§ **DESCRIPTION OF THE TASK**:
Locate every line in the material below that has the word "Part". Copy each of those lines.
_ _ _
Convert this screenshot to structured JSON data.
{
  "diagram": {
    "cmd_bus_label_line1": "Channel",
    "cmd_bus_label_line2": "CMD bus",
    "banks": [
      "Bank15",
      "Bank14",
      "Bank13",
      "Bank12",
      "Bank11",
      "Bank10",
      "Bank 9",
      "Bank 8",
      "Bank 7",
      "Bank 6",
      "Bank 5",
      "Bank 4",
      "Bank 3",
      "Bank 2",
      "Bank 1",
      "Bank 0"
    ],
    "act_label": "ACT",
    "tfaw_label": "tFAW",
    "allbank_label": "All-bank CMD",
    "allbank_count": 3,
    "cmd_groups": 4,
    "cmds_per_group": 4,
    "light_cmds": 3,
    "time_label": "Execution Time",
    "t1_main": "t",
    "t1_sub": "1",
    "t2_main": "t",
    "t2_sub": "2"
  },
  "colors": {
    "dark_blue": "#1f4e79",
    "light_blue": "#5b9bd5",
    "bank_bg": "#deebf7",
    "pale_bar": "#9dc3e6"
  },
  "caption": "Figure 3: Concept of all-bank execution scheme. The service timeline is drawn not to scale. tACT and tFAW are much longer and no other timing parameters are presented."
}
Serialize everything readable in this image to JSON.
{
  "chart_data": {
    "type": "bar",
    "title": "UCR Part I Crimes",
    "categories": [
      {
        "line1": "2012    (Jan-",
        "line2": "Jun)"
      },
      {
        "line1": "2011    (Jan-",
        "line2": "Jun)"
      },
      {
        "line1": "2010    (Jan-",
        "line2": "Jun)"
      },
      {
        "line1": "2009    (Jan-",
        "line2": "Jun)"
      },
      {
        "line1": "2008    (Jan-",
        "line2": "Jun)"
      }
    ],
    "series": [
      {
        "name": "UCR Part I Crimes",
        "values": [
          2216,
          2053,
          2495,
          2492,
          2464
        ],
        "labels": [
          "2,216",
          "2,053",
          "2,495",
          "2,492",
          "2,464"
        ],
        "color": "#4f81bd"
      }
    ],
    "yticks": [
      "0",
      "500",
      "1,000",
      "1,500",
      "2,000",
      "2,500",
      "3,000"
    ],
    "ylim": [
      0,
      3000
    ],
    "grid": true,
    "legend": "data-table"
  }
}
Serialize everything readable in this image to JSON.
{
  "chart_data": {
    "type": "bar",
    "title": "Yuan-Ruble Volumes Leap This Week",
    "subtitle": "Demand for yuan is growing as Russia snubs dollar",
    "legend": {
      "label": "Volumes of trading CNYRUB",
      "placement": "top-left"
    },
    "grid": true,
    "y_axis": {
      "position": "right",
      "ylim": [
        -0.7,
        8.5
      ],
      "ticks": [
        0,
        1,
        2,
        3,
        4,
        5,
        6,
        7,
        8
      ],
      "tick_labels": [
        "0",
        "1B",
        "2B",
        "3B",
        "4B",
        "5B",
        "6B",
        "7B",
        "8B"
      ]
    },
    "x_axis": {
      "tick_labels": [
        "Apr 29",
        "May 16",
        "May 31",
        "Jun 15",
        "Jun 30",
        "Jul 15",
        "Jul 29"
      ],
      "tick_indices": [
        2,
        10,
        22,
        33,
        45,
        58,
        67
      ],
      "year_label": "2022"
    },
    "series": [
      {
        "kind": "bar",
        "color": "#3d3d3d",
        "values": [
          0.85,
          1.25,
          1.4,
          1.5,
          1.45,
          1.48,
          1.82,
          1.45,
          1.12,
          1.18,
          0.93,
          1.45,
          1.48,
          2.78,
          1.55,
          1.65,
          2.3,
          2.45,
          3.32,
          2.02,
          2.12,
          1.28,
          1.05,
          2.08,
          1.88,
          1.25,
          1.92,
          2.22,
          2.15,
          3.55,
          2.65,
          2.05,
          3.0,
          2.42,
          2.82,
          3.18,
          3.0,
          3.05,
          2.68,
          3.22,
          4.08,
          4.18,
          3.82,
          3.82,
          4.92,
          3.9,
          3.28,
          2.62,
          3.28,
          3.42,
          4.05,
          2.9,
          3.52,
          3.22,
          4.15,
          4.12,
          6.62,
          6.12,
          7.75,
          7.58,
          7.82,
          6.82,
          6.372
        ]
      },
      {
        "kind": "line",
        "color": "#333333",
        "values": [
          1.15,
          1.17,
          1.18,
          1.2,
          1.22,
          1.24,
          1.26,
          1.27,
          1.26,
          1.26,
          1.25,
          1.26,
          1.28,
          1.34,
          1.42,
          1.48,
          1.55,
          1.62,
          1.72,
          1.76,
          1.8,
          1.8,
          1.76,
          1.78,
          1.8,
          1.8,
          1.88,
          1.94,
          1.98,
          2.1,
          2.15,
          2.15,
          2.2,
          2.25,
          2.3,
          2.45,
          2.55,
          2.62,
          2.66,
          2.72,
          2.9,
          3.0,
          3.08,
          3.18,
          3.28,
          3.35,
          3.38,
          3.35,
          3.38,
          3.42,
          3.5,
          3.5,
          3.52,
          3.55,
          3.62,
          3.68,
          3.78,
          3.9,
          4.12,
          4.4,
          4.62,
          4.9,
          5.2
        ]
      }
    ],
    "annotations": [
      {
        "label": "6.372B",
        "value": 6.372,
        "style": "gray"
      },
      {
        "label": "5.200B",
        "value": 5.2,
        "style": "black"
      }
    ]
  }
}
_ _ _
§ **ANSWER TO THE TASK**:
    "title": "UCR Part I Crimes",
        "name": "UCR Part I Crimes",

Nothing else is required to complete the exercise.